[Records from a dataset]
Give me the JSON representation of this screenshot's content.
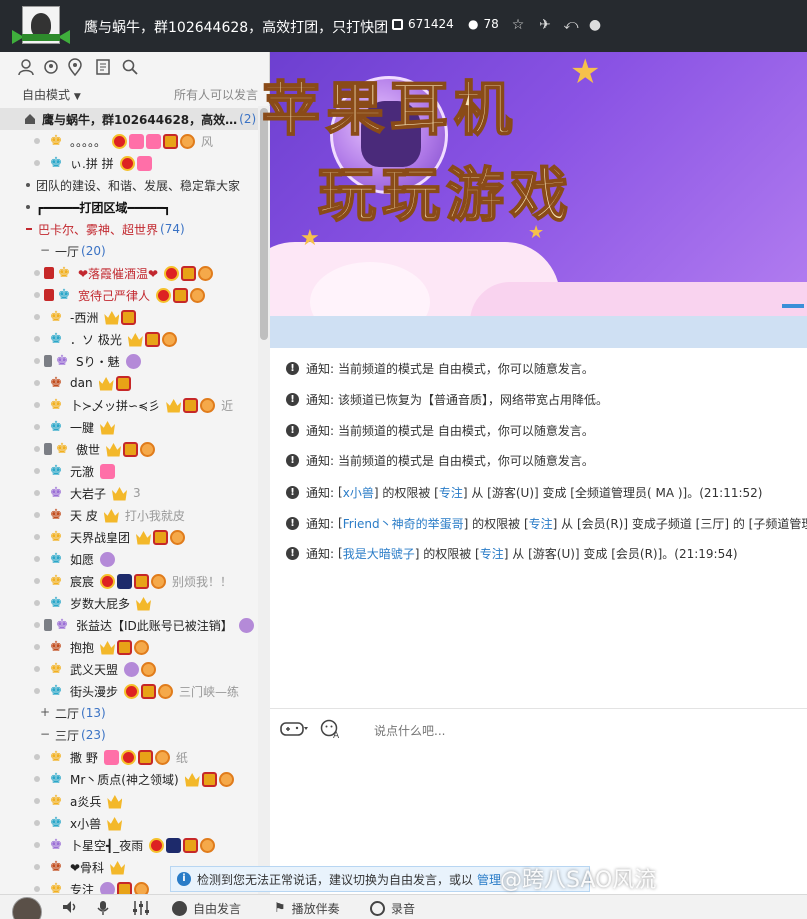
{
  "header": {
    "title": "鹰与蜗牛，群102644628，高效打团，只打快团",
    "channel_id": "671424",
    "online_count": "78",
    "icons": [
      "id-badge-icon",
      "user-icon",
      "star-icon",
      "plane-icon",
      "share-icon",
      "alert-icon"
    ]
  },
  "left": {
    "tools": [
      "user-icon",
      "refresh-user-icon",
      "location-icon",
      "notes-icon",
      "search-icon"
    ],
    "mode": "自由模式",
    "mode_hint": "所有人可以发言",
    "root": {
      "name": "鹰与蜗牛，群102644628，高效…",
      "count": "(2)"
    },
    "root_users": [
      {
        "name": "。。。。。",
        "tail": "风"
      },
      {
        "name": "ぃ.拼 拼"
      }
    ],
    "channels": [
      {
        "name": "团队的建设、和谐、发展、稳定靠大家"
      },
      {
        "name": "┏━━━━━打团区域━━━━━┓"
      },
      {
        "name": "巴卡尔、雾神、超世界",
        "count": "(74)"
      }
    ],
    "sub1": {
      "name": "一厅",
      "count": "(20)"
    },
    "sub1_users": [
      {
        "name": "❤落霞催酒温❤",
        "red": true
      },
      {
        "name": "宽待己严律人",
        "red": true
      },
      {
        "name": "-西洲"
      },
      {
        "name": "．ソ 极光"
      },
      {
        "name": "Sり・魅"
      },
      {
        "name": "dan"
      },
      {
        "name": "卜≻乄ッ拼∽≼彡",
        "tail": "近"
      },
      {
        "name": "一腱"
      },
      {
        "name": "傲世"
      },
      {
        "name": "元澈"
      },
      {
        "name": "大岩子",
        "tail": "3"
      },
      {
        "name": "天 皮",
        "tail": "打小我就皮"
      },
      {
        "name": "天界战皇团"
      },
      {
        "name": "如愿"
      },
      {
        "name": "宸宸",
        "tail": "别烦我！！"
      },
      {
        "name": "岁数大屁多"
      },
      {
        "name": "张益达【ID此账号已被注销】"
      },
      {
        "name": "抱抱"
      },
      {
        "name": "武义天盟"
      },
      {
        "name": "街头漫步",
        "tail": "三门峡—练"
      }
    ],
    "sub2": {
      "name": "二厅",
      "count": "(13)"
    },
    "sub3": {
      "name": "三厅",
      "count": "(23)"
    },
    "sub3_users": [
      {
        "name": "撒 野",
        "tail": "纸"
      },
      {
        "name": "Mr丶质点(神之领域)"
      },
      {
        "name": "a炎兵"
      },
      {
        "name": "x小兽"
      },
      {
        "name": "卜星空┫_夜雨"
      },
      {
        "name": "❤骨科"
      },
      {
        "name": "专注"
      }
    ]
  },
  "banner": {
    "line1": "苹果耳机",
    "line2": "玩玩游戏"
  },
  "messages": [
    {
      "label": "通知:",
      "text": "当前频道的模式是 自由模式，你可以随意发言。"
    },
    {
      "label": "通知:",
      "text": "该频道已恢复为【普通音质】，网络带宽占用降低。"
    },
    {
      "label": "通知:",
      "text": "当前频道的模式是 自由模式，你可以随意发言。"
    },
    {
      "label": "通知:",
      "text": "当前频道的模式是 自由模式，你可以随意发言。"
    },
    {
      "label": "通知:",
      "p1": "[",
      "user": "x小兽",
      "p2": "] 的权限被 [",
      "by": "专注",
      "p3": "] 从 [游客(U)] 变成 [全频道管理员( MA )]。(21:11:52)"
    },
    {
      "label": "通知:",
      "p1": "[",
      "user": "Friend丶神奇的举蛋哥",
      "p2": "] 的权限被 [",
      "by": "专注",
      "p3": "] 从 [会员(R)] 变成子频道 [三厅] 的 [子频道管理"
    },
    {
      "label": "通知:",
      "p1": "[",
      "user": "我是大暗號子",
      "p2": "] 的权限被 [",
      "by": "专注",
      "p3": "] 从 [游客(U)] 变成 [会员(R)]。(21:19:54)"
    }
  ],
  "input": {
    "placeholder": "说点什么吧..."
  },
  "toast": {
    "text": "检测到您无法正常说话，建议切换为自由发言，或以",
    "link": "管理"
  },
  "watermark": "@跨八SAO风流",
  "bottom": {
    "free_speak": "自由发言",
    "play_music": "播放伴奏",
    "record": "录音"
  }
}
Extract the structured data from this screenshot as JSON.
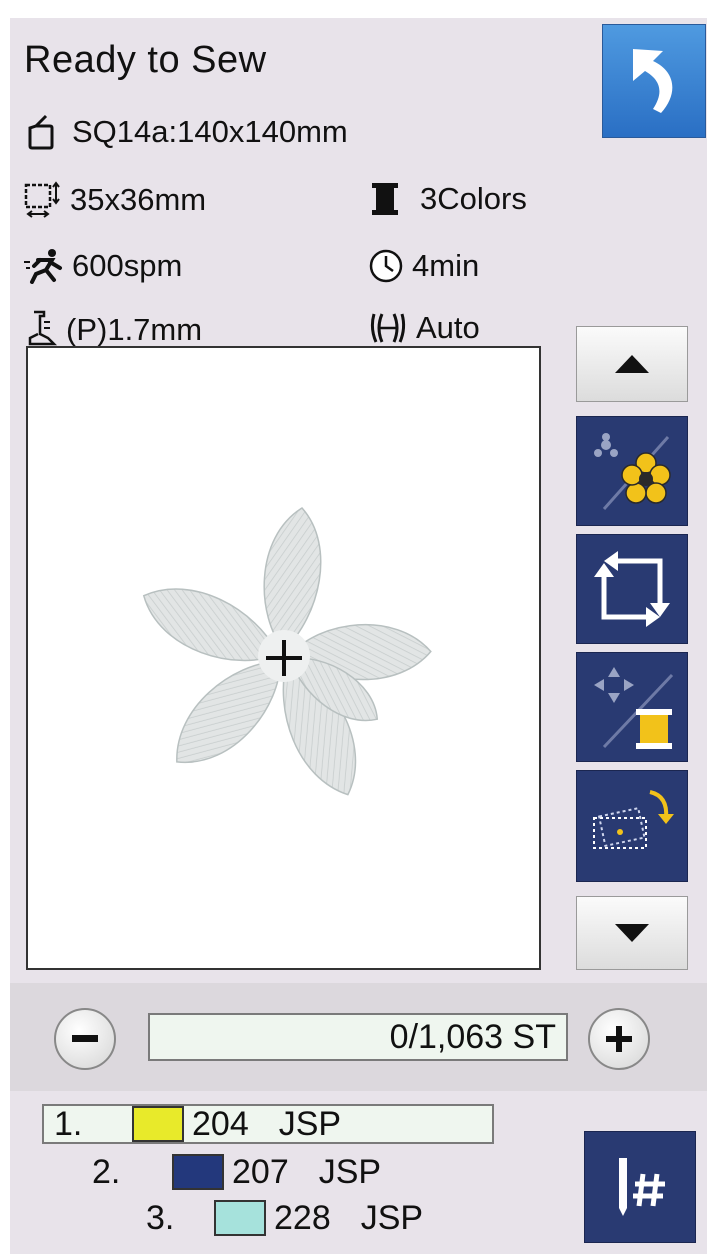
{
  "header": {
    "title": "Ready to Sew"
  },
  "info": {
    "hoop": "SQ14a:140x140mm",
    "size": "35x36mm",
    "colors": "3Colors",
    "speed": "600spm",
    "time": "4min",
    "foot_height": "(P)1.7mm",
    "thread_cut": "Auto"
  },
  "stitch": {
    "counter": "0/1,063 ST"
  },
  "color_list": [
    {
      "index": "1.",
      "color": "#e8ea2a",
      "code": "204",
      "brand": "JSP"
    },
    {
      "index": "2.",
      "color": "#23387c",
      "code": "207",
      "brand": "JSP"
    },
    {
      "index": "3.",
      "color": "#a6e2dc",
      "code": "228",
      "brand": "JSP"
    }
  ],
  "icons": {
    "back": "return-icon",
    "hoop": "hoop-icon",
    "size": "design-size-icon",
    "colors": "thread-spool-icon",
    "speed": "runner-icon",
    "time": "clock-icon",
    "foot": "presser-foot-icon",
    "cut": "thread-cut-icon",
    "needle": "needle-number-icon"
  }
}
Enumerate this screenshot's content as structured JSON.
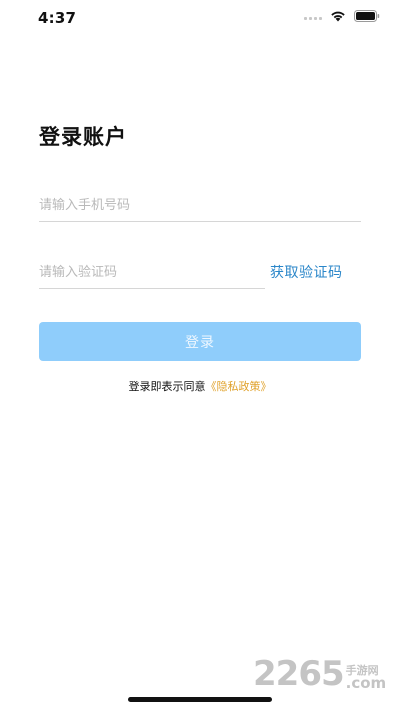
{
  "status_bar": {
    "time": "4:37"
  },
  "login": {
    "title": "登录账户",
    "phone_placeholder": "请输入手机号码",
    "code_placeholder": "请输入验证码",
    "get_code_label": "获取验证码",
    "submit_label": "登录",
    "agreement_prefix": "登录即表示同意",
    "privacy_link": "《隐私政策》"
  },
  "watermark": {
    "number": "2265",
    "cn": "手游网",
    "domain": ".com"
  },
  "colors": {
    "accent_blue": "#2a86c9",
    "button_blue": "#8fcdfb",
    "link_orange": "#e0a12a"
  }
}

PROMPT →
Images in the records should not be copied. Repeat all the rest exactly.

FULL RESPONSE →
Give me the JSON representation of this screenshot's content.
{
  "header": {
    "title": "鹰与蜗牛，群102644628，高效打团，只打快团",
    "channel_id": "671424",
    "online_count": "78",
    "icons": [
      "id-badge-icon",
      "user-icon",
      "star-icon",
      "plane-icon",
      "share-icon",
      "alert-icon"
    ]
  },
  "left": {
    "tools": [
      "user-icon",
      "refresh-user-icon",
      "location-icon",
      "notes-icon",
      "search-icon"
    ],
    "mode": "自由模式",
    "mode_hint": "所有人可以发言",
    "root": {
      "name": "鹰与蜗牛，群102644628，高效…",
      "count": "(2)"
    },
    "root_users": [
      {
        "name": "。。。。。",
        "tail": "风"
      },
      {
        "name": "ぃ.拼 拼"
      }
    ],
    "channels": [
      {
        "name": "团队的建设、和谐、发展、稳定靠大家"
      },
      {
        "name": "┏━━━━━打团区域━━━━━┓"
      },
      {
        "name": "巴卡尔、雾神、超世界",
        "count": "(74)"
      }
    ],
    "sub1": {
      "name": "一厅",
      "count": "(20)"
    },
    "sub1_users": [
      {
        "name": "❤落霞催酒温❤",
        "red": true
      },
      {
        "name": "宽待己严律人",
        "red": true
      },
      {
        "name": "-西洲"
      },
      {
        "name": "．ソ 极光"
      },
      {
        "name": "Sり・魅"
      },
      {
        "name": "dan"
      },
      {
        "name": "卜≻乄ッ拼∽≼彡",
        "tail": "近"
      },
      {
        "name": "一腱"
      },
      {
        "name": "傲世"
      },
      {
        "name": "元澈"
      },
      {
        "name": "大岩子",
        "tail": "3"
      },
      {
        "name": "天 皮",
        "tail": "打小我就皮"
      },
      {
        "name": "天界战皇团"
      },
      {
        "name": "如愿"
      },
      {
        "name": "宸宸",
        "tail": "别烦我！！"
      },
      {
        "name": "岁数大屁多"
      },
      {
        "name": "张益达【ID此账号已被注销】"
      },
      {
        "name": "抱抱"
      },
      {
        "name": "武义天盟"
      },
      {
        "name": "街头漫步",
        "tail": "三门峡—练"
      }
    ],
    "sub2": {
      "name": "二厅",
      "count": "(13)"
    },
    "sub3": {
      "name": "三厅",
      "count": "(23)"
    },
    "sub3_users": [
      {
        "name": "撒 野",
        "tail": "纸"
      },
      {
        "name": "Mr丶质点(神之领域)"
      },
      {
        "name": "a炎兵"
      },
      {
        "name": "x小兽"
      },
      {
        "name": "卜星空┫_夜雨"
      },
      {
        "name": "❤骨科"
      },
      {
        "name": "专注"
      }
    ]
  },
  "banner": {
    "line1": "苹果耳机",
    "line2": "玩玩游戏"
  },
  "messages": [
    {
      "label": "通知:",
      "text": "当前频道的模式是 自由模式，你可以随意发言。"
    },
    {
      "label": "通知:",
      "text": "该频道已恢复为【普通音质】，网络带宽占用降低。"
    },
    {
      "label": "通知:",
      "text": "当前频道的模式是 自由模式，你可以随意发言。"
    },
    {
      "label": "通知:",
      "text": "当前频道的模式是 自由模式，你可以随意发言。"
    },
    {
      "label": "通知:",
      "p1": "[",
      "user": "x小兽",
      "p2": "] 的权限被 [",
      "by": "专注",
      "p3": "] 从 [游客(U)] 变成 [全频道管理员( MA )]。(21:11:52)"
    },
    {
      "label": "通知:",
      "p1": "[",
      "user": "Friend丶神奇的举蛋哥",
      "p2": "] 的权限被 [",
      "by": "专注",
      "p3": "] 从 [会员(R)] 变成子频道 [三厅] 的 [子频道管理"
    },
    {
      "label": "通知:",
      "p1": "[",
      "user": "我是大暗號子",
      "p2": "] 的权限被 [",
      "by": "专注",
      "p3": "] 从 [游客(U)] 变成 [会员(R)]。(21:19:54)"
    }
  ],
  "input": {
    "placeholder": "说点什么吧..."
  },
  "toast": {
    "text": "检测到您无法正常说话，建议切换为自由发言，或以",
    "link": "管理"
  },
  "watermark": "@跨八SAO风流",
  "bottom": {
    "free_speak": "自由发言",
    "play_music": "播放伴奏",
    "record": "录音"
  }
}
Extract the structured data from this screenshot as JSON.
{
  "header": {
    "title": "Ready to Sew"
  },
  "info": {
    "hoop": "SQ14a:140x140mm",
    "size": "35x36mm",
    "colors": "3Colors",
    "speed": "600spm",
    "time": "4min",
    "foot_height": "(P)1.7mm",
    "thread_cut": "Auto"
  },
  "stitch": {
    "counter": "0/1,063 ST"
  },
  "color_list": [
    {
      "index": "1.",
      "color": "#e8ea2a",
      "code": "204",
      "brand": "JSP"
    },
    {
      "index": "2.",
      "color": "#23387c",
      "code": "207",
      "brand": "JSP"
    },
    {
      "index": "3.",
      "color": "#a6e2dc",
      "code": "228",
      "brand": "JSP"
    }
  ],
  "icons": {
    "back": "return-icon",
    "hoop": "hoop-icon",
    "size": "design-size-icon",
    "colors": "thread-spool-icon",
    "speed": "runner-icon",
    "time": "clock-icon",
    "foot": "presser-foot-icon",
    "cut": "thread-cut-icon",
    "needle": "needle-number-icon"
  }
}
Enumerate this screenshot's content as structured JSON.
{
  "status_bar": {
    "time": "4:37"
  },
  "login": {
    "title": "登录账户",
    "phone_placeholder": "请输入手机号码",
    "code_placeholder": "请输入验证码",
    "get_code_label": "获取验证码",
    "submit_label": "登录",
    "agreement_prefix": "登录即表示同意",
    "privacy_link": "《隐私政策》"
  },
  "watermark": {
    "number": "2265",
    "cn": "手游网",
    "domain": ".com"
  },
  "colors": {
    "accent_blue": "#2a86c9",
    "button_blue": "#8fcdfb",
    "link_orange": "#e0a12a"
  }
}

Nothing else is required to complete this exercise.